··· RECORD EXCERPTS

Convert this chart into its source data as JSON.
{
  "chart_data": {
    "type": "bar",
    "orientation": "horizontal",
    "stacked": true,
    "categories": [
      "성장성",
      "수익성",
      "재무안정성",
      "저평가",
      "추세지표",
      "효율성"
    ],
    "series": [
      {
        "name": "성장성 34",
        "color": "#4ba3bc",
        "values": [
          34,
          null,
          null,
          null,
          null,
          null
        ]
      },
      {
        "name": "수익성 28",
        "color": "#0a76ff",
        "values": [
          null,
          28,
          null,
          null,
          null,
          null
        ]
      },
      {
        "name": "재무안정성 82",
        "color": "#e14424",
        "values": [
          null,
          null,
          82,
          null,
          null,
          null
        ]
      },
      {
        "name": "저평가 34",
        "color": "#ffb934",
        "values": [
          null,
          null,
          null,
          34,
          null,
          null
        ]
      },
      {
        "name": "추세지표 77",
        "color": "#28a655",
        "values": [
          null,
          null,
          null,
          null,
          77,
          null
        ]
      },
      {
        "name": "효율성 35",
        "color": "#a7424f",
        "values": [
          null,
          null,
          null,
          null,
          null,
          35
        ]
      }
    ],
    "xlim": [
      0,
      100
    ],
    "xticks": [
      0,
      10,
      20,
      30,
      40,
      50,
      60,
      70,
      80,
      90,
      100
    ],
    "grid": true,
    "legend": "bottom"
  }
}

······
··· RECORD EXCERPTS

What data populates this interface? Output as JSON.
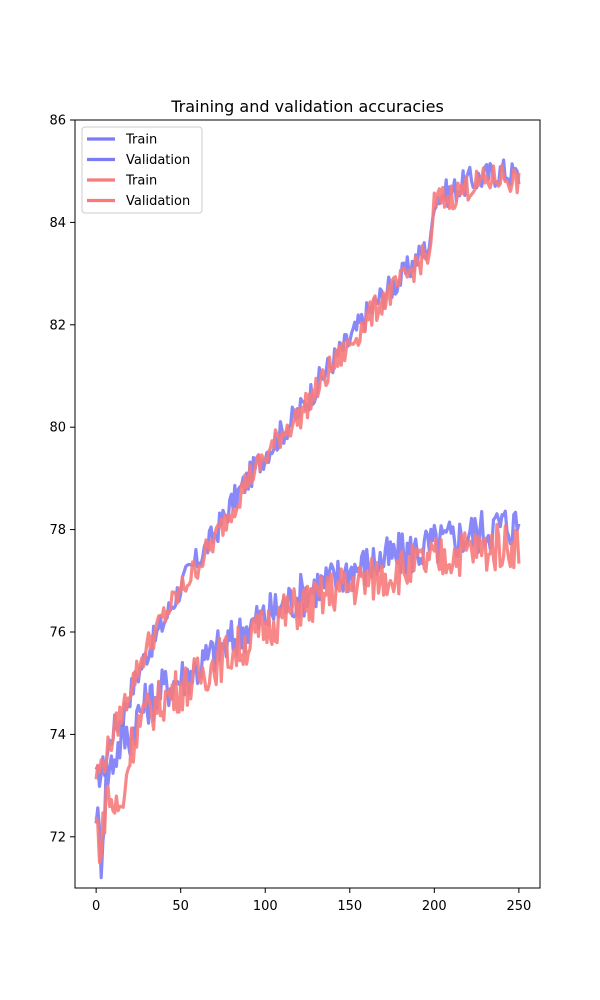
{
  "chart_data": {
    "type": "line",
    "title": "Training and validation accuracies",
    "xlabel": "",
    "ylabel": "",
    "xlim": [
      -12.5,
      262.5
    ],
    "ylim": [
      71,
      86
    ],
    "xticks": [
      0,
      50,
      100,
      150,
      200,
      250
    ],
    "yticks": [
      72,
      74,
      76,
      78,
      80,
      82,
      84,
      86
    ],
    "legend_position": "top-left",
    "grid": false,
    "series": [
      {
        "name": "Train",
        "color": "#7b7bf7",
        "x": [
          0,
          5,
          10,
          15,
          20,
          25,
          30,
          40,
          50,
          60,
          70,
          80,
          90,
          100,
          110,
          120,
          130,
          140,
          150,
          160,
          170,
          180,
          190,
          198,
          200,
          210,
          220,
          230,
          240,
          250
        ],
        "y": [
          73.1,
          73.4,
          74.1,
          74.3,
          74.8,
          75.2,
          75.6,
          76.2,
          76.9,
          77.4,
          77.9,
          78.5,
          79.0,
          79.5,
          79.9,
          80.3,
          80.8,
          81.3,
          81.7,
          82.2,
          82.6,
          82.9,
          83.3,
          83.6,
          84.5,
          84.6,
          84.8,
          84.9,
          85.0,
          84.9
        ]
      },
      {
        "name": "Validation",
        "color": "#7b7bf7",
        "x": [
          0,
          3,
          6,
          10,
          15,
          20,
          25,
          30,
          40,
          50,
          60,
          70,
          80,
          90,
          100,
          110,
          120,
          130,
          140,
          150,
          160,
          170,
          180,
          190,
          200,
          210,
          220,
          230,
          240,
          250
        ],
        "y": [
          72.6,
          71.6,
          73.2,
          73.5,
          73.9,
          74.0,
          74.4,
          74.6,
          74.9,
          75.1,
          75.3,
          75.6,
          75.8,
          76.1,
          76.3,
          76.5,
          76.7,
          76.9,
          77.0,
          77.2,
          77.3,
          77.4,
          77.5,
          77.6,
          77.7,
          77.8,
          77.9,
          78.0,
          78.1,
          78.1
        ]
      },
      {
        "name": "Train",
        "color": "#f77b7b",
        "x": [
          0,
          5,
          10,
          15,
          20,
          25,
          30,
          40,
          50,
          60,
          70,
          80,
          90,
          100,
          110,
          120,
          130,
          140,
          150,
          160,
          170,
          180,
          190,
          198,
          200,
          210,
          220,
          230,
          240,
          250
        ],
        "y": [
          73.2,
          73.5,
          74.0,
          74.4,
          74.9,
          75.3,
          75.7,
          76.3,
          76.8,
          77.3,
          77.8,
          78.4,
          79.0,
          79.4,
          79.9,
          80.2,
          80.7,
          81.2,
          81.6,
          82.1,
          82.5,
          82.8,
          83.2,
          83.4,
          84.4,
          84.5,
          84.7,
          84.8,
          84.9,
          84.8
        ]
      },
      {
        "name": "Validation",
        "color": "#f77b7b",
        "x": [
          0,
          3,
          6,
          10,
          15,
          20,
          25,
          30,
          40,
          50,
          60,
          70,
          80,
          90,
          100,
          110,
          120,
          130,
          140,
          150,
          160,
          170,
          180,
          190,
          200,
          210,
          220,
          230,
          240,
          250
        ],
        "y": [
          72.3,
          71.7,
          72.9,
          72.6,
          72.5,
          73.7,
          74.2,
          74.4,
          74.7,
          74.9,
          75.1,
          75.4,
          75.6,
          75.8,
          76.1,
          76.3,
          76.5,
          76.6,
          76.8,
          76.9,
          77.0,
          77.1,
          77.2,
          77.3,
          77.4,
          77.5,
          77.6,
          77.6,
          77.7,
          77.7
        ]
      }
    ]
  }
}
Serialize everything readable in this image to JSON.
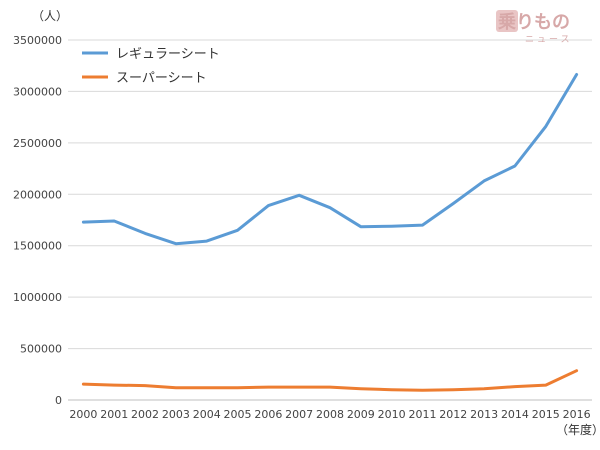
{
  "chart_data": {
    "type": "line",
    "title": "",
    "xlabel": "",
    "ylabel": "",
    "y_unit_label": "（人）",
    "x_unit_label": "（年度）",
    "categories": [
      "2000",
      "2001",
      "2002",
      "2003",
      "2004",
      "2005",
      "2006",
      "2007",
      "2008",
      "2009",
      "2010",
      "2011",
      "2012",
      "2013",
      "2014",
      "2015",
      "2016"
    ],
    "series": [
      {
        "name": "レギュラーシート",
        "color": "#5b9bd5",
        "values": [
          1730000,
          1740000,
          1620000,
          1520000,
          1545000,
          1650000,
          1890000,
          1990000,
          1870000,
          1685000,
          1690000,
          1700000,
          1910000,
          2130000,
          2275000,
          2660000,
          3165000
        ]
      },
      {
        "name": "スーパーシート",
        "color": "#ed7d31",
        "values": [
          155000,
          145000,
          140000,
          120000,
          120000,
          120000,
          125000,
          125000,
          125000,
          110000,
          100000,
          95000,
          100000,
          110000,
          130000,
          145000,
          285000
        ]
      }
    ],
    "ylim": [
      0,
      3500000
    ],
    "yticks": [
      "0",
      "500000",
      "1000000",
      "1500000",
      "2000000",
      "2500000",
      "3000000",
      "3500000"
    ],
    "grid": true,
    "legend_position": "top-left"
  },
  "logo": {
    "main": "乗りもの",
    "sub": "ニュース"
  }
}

······
··· RECORD EXCERPTS

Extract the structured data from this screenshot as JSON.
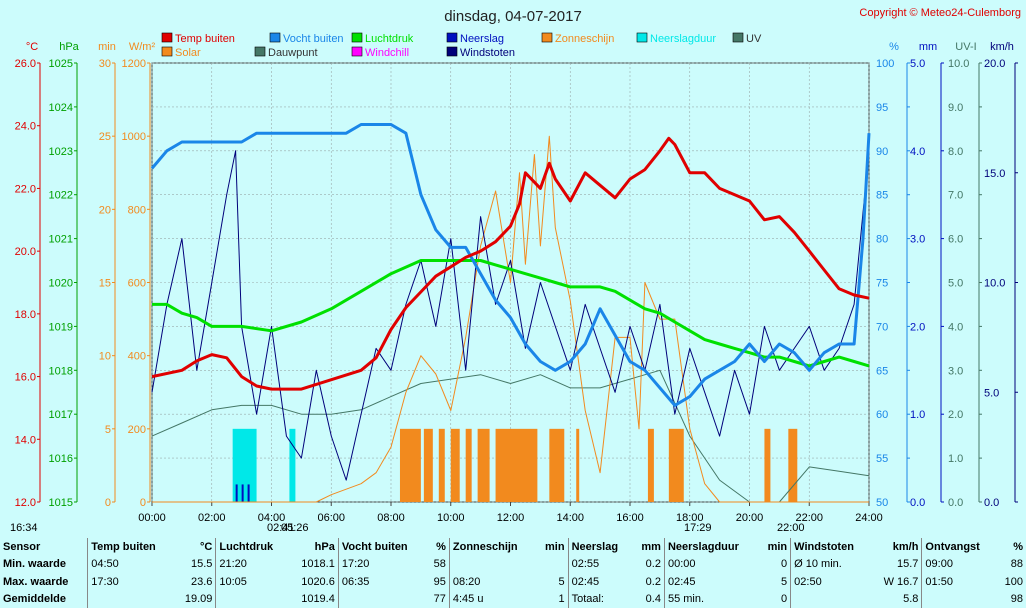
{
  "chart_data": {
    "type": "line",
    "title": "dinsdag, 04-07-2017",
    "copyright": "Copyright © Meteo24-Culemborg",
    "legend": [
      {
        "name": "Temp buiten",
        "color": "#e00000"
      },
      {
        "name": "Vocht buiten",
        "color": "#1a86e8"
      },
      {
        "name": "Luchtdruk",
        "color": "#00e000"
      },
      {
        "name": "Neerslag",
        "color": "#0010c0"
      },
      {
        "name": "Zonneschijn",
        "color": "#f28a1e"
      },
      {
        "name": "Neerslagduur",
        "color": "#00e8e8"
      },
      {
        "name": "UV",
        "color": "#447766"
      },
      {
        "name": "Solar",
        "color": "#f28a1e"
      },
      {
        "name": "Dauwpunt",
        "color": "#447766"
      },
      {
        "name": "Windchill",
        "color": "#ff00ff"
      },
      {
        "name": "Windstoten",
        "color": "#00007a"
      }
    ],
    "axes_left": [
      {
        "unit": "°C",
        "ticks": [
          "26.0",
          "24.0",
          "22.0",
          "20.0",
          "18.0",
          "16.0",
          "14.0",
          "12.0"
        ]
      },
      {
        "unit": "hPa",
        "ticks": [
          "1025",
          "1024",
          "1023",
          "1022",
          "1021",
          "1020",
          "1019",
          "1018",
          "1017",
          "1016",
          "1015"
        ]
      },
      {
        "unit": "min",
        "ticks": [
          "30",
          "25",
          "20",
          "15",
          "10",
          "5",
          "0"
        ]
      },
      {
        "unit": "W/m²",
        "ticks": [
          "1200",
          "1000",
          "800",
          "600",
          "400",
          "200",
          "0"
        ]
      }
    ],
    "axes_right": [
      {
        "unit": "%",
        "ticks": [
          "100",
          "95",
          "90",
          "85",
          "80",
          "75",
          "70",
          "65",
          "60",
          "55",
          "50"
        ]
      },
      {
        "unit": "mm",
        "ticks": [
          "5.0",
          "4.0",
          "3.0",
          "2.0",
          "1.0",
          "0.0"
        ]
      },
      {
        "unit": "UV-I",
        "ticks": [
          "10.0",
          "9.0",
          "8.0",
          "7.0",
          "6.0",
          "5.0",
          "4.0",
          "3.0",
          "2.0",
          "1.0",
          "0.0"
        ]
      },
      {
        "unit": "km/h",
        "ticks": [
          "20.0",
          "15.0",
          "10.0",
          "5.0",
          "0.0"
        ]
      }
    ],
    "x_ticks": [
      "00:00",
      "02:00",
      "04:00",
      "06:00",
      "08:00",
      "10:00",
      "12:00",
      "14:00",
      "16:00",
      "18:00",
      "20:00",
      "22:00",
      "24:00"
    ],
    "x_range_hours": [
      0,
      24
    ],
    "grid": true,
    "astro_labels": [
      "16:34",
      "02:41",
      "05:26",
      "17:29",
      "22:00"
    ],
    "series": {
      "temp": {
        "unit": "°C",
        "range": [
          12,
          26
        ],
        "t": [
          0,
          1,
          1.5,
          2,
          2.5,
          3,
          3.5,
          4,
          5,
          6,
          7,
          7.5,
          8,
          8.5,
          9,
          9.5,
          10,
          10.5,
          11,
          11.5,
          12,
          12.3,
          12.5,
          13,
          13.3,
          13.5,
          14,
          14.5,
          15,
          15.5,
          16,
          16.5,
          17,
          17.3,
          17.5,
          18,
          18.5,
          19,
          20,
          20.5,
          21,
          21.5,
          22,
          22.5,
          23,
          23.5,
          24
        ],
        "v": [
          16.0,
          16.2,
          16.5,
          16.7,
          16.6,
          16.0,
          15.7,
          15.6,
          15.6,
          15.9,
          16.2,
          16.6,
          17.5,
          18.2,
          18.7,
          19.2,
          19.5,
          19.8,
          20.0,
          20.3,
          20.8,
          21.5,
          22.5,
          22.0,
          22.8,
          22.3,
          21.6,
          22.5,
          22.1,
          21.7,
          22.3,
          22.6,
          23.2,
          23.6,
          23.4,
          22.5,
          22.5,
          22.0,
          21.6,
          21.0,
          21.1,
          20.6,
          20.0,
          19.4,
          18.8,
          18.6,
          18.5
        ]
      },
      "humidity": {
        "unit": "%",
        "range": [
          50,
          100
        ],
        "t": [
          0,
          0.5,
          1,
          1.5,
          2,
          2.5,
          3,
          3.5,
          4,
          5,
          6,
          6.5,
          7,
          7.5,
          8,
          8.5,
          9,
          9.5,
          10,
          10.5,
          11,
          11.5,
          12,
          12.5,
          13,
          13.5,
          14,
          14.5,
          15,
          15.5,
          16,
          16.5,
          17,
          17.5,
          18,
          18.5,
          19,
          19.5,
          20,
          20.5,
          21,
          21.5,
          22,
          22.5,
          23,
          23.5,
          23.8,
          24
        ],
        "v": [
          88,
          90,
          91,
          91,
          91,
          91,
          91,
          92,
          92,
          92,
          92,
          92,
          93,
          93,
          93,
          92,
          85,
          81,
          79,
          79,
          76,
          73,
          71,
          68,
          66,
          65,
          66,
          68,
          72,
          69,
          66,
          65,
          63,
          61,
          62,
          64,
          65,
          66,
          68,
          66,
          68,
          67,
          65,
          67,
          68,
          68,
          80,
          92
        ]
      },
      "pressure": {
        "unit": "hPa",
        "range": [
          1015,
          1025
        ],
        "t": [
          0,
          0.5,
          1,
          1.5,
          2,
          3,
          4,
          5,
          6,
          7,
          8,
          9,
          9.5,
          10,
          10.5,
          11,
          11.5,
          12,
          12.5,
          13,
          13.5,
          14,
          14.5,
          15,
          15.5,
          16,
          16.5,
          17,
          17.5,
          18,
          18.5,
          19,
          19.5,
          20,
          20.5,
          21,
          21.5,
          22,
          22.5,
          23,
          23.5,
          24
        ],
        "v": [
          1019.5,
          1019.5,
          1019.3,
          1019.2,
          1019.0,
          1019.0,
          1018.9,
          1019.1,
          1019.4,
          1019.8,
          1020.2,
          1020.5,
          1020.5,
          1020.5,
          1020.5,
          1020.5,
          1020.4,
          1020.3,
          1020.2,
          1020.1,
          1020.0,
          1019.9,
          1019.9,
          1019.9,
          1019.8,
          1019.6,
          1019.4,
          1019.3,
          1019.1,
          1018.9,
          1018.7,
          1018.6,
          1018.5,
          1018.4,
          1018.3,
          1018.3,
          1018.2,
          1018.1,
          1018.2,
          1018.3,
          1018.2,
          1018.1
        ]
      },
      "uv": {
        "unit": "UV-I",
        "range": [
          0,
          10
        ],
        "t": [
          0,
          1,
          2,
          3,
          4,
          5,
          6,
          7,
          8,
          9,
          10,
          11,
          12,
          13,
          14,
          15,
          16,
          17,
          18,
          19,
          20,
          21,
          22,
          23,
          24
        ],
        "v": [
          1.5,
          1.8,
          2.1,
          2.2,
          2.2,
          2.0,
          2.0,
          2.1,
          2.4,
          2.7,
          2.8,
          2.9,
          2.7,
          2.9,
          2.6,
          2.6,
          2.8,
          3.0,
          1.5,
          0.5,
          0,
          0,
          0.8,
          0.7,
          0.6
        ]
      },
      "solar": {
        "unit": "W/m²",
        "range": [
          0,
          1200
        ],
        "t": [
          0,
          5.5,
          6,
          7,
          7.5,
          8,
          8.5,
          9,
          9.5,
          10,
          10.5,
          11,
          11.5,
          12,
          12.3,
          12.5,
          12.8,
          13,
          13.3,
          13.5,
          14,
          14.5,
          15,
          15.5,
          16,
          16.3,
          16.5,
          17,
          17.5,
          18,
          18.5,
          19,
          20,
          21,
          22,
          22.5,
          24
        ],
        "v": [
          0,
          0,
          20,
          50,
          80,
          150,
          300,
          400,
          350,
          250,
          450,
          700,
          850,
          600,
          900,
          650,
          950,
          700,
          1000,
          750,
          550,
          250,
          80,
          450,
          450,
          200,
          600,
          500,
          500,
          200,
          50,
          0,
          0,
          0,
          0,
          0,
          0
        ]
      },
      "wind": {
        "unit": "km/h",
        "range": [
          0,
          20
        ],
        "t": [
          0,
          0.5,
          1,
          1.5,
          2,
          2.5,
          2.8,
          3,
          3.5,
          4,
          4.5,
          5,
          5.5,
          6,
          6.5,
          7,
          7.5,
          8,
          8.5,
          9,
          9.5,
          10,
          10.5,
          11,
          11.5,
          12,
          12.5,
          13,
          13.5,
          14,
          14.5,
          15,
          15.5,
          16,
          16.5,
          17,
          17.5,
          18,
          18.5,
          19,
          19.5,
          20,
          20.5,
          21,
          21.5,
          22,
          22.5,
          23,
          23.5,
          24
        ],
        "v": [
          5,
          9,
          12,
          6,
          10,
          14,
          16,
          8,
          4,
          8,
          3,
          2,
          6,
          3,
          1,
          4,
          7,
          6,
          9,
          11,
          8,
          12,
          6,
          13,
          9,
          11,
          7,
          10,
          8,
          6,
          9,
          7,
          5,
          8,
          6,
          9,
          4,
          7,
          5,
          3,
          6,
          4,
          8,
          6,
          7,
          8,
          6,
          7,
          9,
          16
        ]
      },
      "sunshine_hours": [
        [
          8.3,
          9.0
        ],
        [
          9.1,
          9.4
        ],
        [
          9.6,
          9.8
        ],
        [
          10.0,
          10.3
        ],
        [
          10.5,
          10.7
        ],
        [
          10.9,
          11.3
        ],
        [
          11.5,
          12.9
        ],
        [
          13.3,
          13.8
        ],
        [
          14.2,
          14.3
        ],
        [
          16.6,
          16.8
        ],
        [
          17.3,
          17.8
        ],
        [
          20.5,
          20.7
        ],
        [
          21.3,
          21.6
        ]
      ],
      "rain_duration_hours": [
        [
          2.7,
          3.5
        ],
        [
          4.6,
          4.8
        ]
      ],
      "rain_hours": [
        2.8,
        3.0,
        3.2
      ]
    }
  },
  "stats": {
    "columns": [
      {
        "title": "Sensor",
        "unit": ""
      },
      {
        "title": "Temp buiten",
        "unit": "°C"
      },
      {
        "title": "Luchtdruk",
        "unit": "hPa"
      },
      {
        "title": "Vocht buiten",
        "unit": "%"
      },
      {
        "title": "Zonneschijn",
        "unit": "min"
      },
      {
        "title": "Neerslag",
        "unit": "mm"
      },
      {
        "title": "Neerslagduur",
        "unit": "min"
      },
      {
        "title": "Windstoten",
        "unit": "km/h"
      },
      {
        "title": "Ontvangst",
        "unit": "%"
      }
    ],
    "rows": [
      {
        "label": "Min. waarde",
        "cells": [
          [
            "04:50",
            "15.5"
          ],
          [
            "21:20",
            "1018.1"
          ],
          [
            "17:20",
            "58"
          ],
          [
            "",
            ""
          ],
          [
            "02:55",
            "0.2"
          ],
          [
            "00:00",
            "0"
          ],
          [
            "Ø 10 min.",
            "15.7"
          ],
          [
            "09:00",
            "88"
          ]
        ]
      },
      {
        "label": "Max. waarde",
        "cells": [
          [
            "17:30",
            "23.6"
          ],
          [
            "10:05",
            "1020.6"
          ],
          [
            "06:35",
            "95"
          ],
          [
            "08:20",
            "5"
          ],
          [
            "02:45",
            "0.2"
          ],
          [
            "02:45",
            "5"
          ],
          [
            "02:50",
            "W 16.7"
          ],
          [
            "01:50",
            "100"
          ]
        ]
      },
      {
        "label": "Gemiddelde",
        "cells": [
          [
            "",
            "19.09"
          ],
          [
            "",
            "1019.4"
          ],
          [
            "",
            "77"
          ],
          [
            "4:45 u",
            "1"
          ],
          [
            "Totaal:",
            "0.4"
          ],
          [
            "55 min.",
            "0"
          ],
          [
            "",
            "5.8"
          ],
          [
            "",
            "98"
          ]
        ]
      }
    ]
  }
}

······

TO BE DONE:
Each line that contains the string "buiten" counts once; report how many such lines the entries have, giving only the number.

EXERCISE OUTPUT:
4